GOAL OF THE EXERCISE — Copy each line in which the string "this" occurs.

EXTRACTED INFORMATION —
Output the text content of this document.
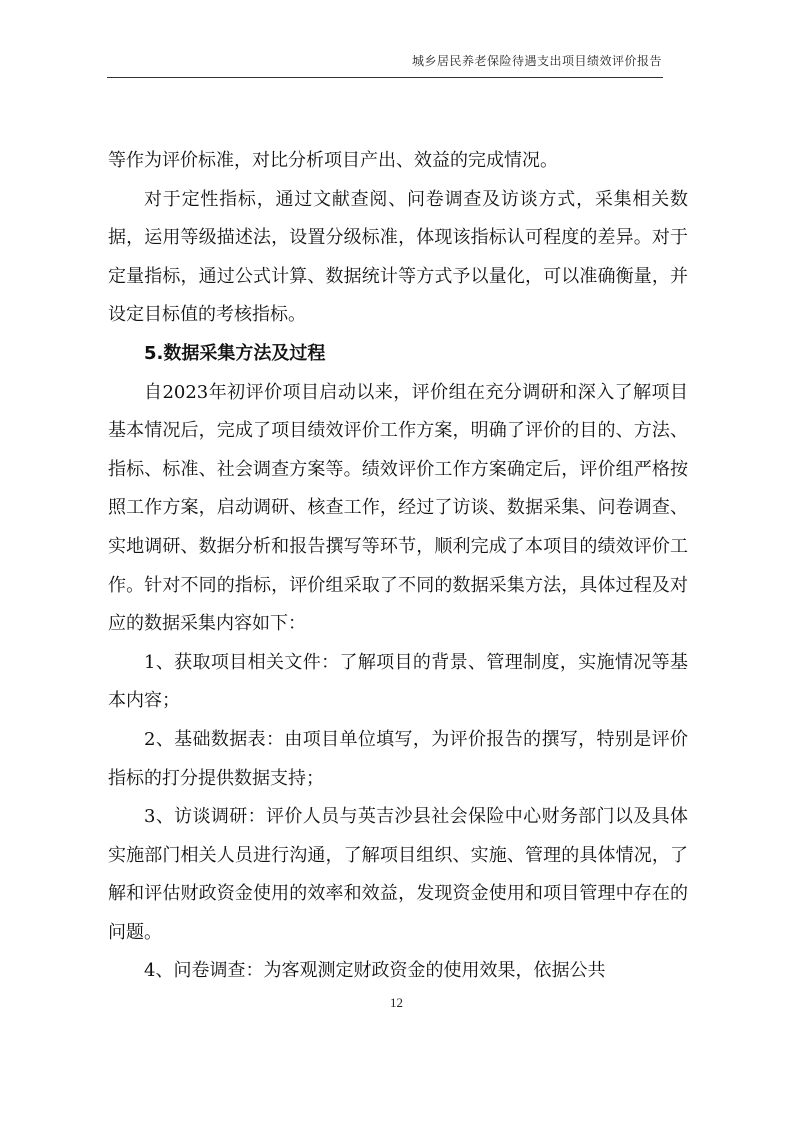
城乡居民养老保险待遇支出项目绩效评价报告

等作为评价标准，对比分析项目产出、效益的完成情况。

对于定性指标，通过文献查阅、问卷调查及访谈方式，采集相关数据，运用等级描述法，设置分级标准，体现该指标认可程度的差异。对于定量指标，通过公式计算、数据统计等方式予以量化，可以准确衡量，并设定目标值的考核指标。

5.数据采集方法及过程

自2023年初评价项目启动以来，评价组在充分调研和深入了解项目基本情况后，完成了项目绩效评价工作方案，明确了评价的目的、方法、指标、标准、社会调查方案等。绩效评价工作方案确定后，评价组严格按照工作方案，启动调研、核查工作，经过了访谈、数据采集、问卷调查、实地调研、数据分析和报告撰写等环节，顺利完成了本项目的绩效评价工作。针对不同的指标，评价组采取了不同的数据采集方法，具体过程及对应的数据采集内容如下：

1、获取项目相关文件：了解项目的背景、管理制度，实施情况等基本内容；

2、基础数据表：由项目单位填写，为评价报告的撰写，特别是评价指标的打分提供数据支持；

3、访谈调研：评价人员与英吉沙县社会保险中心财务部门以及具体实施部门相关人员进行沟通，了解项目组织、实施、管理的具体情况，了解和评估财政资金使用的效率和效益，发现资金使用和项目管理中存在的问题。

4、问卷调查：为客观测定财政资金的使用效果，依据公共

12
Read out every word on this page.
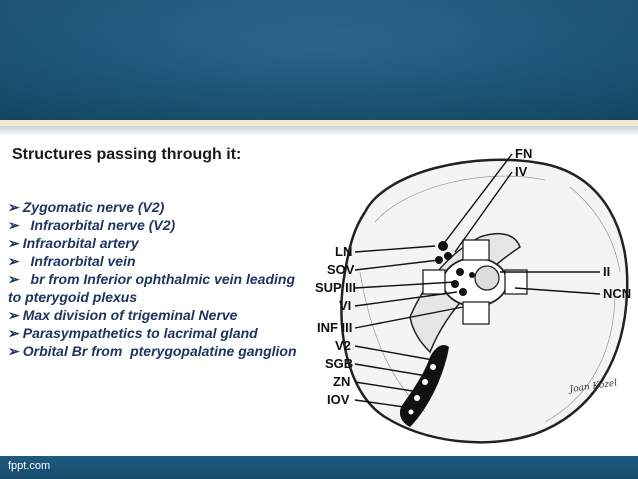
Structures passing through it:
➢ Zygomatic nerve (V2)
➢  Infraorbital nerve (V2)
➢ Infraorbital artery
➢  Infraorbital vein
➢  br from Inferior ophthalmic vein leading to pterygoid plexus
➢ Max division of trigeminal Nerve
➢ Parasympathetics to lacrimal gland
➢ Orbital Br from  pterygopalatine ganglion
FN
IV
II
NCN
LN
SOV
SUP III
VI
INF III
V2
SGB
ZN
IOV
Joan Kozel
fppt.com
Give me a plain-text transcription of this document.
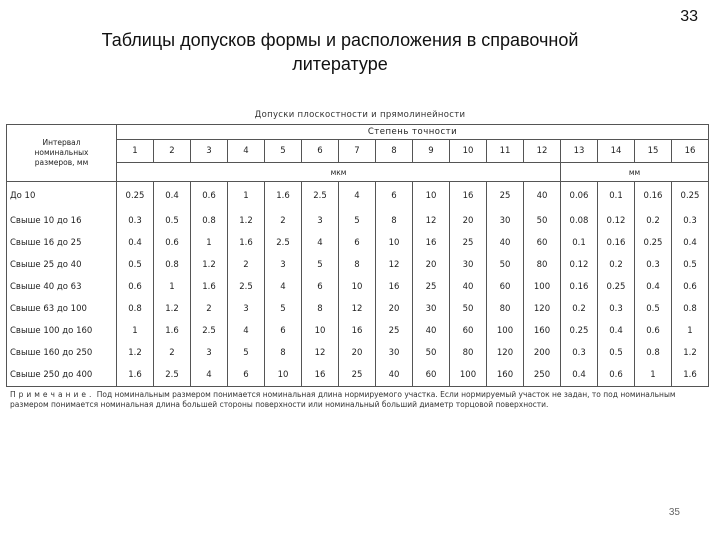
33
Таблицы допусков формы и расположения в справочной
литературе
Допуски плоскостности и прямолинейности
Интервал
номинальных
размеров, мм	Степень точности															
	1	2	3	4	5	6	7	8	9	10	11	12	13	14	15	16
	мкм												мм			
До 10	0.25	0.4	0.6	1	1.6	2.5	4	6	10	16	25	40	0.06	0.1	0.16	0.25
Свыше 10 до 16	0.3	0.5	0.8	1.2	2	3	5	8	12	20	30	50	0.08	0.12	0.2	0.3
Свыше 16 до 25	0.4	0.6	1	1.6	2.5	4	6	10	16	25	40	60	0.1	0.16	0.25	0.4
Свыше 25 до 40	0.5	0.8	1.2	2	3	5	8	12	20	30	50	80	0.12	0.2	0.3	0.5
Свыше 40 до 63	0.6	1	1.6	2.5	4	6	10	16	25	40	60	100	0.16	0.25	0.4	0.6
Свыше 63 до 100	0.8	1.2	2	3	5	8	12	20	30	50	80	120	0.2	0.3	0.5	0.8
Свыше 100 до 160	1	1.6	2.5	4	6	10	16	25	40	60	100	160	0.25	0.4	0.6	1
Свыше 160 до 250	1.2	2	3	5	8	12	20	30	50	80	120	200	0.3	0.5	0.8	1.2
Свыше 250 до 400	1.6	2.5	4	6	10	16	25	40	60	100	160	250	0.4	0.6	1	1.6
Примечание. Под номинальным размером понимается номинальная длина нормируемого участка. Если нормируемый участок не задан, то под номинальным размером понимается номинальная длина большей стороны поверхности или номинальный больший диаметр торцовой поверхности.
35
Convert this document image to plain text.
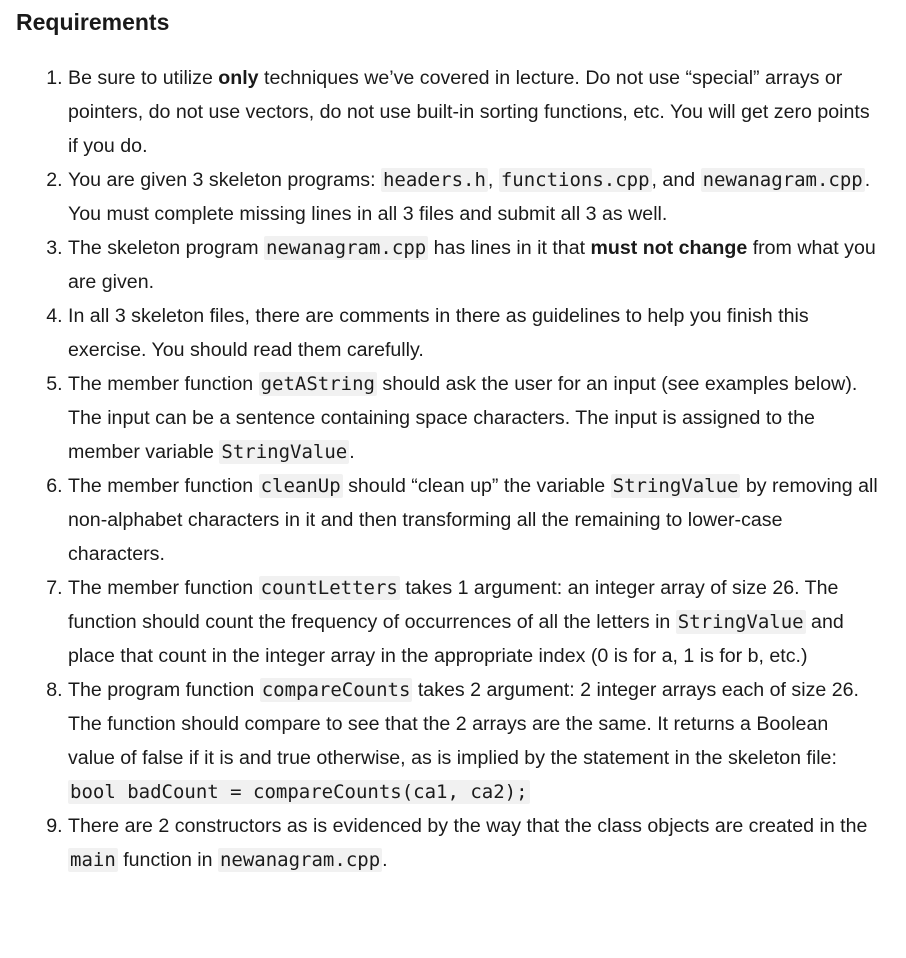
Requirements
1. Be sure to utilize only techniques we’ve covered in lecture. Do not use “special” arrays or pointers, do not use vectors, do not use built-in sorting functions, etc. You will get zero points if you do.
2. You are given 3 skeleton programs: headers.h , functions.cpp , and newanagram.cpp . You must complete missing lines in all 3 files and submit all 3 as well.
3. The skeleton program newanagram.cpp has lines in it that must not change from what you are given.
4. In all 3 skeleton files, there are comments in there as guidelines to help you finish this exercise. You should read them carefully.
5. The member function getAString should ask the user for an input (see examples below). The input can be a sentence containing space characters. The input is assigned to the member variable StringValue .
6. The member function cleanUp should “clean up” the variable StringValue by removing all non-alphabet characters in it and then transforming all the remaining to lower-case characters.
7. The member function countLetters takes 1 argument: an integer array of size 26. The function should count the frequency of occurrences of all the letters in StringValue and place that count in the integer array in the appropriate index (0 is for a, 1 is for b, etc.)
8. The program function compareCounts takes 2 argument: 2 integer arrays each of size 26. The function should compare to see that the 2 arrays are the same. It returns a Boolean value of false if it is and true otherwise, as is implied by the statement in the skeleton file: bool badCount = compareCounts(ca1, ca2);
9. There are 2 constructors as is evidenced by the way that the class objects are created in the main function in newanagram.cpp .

EXERCISE ANSWER —
Output the text content of this document.
Read out every word on this page.
Give me a plain-text transcription of this document.
Convert this document image to plain text.
4. In all 3 skeleton files, there are comments in there as guidelines to help you finish this exercise. You should read them carefully.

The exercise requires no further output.